▶ WRITTEN EXERCISE
Identify the lines that contain the word "Rotate" and copy each one.

### DATA FOR THIS TASK ###

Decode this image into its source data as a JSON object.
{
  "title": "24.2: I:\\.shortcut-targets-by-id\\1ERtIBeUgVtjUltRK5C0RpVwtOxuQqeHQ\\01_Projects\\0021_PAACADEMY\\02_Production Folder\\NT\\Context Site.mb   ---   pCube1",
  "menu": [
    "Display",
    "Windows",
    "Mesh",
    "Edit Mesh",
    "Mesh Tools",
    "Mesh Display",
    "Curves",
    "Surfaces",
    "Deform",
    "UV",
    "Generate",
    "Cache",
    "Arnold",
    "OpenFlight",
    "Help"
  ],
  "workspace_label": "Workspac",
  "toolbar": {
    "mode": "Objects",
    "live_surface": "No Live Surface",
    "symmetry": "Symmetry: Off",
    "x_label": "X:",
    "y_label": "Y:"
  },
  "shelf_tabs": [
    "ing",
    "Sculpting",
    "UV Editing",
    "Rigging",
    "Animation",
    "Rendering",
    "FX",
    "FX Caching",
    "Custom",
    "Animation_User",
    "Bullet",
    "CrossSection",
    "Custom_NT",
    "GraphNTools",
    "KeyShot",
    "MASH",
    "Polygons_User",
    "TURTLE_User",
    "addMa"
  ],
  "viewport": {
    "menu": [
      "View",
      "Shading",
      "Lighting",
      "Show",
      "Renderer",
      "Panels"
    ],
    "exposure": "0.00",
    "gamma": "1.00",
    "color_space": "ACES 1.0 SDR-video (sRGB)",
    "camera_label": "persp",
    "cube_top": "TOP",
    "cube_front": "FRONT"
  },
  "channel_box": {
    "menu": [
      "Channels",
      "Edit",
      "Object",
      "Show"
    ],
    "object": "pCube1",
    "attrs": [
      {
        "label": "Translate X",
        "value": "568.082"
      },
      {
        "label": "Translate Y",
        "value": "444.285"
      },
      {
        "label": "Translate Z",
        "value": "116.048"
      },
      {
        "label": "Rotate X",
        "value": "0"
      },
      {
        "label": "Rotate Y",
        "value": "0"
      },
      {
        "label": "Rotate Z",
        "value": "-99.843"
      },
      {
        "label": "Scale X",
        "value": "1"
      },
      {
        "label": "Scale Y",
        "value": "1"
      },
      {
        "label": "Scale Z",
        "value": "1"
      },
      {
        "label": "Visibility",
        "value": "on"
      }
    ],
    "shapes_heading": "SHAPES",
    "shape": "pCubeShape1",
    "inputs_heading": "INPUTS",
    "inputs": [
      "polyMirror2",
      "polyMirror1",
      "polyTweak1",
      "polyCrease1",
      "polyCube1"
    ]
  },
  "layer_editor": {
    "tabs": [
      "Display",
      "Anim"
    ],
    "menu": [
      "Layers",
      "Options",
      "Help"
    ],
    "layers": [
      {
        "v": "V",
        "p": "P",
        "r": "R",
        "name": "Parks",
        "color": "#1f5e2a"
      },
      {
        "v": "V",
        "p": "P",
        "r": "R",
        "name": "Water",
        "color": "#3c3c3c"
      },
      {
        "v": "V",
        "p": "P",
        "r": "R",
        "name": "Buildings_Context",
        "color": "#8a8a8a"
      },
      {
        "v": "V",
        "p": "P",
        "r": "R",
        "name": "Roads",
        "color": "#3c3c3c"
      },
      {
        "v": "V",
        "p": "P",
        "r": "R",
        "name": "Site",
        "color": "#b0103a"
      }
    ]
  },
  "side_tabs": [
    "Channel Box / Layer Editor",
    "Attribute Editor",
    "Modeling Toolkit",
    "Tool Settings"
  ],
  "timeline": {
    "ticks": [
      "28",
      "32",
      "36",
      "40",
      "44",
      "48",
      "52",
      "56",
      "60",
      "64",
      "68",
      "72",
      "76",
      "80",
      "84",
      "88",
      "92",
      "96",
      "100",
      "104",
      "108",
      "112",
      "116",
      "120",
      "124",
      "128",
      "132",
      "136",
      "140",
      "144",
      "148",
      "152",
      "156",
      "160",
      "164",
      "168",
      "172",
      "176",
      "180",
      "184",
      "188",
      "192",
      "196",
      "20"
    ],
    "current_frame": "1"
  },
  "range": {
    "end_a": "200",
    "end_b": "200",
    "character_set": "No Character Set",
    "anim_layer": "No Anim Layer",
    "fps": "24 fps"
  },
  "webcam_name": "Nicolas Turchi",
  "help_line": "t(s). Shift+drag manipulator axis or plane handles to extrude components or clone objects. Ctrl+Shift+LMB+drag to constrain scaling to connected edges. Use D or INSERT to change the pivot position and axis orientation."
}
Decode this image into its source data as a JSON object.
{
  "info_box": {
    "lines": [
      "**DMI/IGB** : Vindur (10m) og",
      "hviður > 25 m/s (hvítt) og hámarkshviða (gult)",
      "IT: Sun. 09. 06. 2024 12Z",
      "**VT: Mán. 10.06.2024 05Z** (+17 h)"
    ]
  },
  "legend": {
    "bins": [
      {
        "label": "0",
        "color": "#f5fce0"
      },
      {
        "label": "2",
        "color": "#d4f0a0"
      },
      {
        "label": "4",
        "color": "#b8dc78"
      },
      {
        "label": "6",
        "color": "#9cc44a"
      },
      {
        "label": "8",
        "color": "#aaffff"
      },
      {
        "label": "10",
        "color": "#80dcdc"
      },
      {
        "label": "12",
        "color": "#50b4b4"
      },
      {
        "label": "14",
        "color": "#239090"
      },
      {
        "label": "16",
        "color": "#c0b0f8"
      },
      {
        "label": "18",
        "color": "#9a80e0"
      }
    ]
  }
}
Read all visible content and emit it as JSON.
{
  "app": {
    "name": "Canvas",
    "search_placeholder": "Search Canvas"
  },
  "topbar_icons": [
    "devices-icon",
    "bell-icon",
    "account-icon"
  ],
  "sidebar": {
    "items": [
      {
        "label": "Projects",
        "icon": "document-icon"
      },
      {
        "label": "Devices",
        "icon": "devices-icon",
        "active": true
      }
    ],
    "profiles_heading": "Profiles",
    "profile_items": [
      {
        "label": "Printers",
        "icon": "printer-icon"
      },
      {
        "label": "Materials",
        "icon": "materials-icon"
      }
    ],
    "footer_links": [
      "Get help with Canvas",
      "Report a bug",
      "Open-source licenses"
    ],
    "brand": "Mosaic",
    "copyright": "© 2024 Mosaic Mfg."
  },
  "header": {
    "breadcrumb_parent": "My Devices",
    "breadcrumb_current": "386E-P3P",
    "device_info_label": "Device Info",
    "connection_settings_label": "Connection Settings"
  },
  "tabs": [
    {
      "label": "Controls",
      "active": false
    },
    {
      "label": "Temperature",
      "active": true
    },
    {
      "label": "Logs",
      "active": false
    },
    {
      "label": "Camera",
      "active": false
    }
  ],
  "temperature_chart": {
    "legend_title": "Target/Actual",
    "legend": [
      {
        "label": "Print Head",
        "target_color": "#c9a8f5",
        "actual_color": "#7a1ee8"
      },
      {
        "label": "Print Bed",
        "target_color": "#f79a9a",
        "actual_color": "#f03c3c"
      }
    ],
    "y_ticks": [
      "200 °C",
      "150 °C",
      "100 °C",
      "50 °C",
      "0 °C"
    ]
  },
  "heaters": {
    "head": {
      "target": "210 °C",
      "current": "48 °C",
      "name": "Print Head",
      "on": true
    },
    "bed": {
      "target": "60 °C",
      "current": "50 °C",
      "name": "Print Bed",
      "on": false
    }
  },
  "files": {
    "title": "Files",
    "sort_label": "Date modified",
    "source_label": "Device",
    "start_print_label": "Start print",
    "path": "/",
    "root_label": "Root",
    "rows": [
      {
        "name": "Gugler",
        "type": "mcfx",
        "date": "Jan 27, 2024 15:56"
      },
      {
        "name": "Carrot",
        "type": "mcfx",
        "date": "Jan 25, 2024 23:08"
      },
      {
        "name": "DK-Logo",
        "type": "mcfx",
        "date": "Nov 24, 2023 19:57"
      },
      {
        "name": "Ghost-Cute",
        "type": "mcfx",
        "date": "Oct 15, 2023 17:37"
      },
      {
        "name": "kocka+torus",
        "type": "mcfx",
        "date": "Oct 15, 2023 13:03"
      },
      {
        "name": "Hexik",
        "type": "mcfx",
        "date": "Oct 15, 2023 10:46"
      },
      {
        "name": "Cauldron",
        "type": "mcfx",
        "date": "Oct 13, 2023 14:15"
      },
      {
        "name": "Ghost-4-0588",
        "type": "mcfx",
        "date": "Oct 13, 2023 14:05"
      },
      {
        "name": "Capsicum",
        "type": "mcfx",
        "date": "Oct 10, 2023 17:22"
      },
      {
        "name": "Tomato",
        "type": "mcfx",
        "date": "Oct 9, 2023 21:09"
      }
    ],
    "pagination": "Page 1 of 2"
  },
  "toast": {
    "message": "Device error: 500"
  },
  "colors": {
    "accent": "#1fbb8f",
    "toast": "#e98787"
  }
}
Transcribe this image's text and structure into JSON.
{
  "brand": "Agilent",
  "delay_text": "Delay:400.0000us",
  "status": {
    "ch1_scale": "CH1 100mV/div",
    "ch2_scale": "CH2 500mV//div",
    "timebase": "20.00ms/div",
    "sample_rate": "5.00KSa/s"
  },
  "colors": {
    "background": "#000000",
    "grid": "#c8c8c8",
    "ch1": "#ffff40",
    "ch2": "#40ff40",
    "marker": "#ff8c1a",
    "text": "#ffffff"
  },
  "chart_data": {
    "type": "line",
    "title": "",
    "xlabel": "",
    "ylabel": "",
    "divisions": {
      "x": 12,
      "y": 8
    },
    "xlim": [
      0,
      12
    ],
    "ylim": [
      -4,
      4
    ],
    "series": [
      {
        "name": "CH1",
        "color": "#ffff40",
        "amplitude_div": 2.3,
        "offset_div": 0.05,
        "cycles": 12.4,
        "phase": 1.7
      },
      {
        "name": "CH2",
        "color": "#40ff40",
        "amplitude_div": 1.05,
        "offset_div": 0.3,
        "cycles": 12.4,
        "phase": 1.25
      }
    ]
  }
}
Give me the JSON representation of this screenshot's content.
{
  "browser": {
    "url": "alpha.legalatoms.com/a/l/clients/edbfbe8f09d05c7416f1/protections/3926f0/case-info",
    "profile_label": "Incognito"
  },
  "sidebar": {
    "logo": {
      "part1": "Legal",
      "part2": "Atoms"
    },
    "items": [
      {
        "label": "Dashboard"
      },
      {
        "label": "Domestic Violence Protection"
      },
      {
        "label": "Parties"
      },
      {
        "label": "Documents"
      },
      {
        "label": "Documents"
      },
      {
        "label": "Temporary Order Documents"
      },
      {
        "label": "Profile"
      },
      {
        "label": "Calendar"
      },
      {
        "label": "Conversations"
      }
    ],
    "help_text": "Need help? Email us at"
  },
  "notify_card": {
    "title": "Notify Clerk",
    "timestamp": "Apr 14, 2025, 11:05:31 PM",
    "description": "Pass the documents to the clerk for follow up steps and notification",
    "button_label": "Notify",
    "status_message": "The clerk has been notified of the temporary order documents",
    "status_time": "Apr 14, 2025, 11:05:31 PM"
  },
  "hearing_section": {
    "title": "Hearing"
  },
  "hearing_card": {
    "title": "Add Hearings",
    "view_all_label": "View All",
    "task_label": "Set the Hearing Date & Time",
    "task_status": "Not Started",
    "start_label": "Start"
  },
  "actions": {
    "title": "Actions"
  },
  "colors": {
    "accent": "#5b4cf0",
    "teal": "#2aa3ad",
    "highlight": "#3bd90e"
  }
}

###

▶ COMPLETED EXERCISE
        "label": "Rotate X",
        "label": "Rotate Y",
        "label": "Rotate Z",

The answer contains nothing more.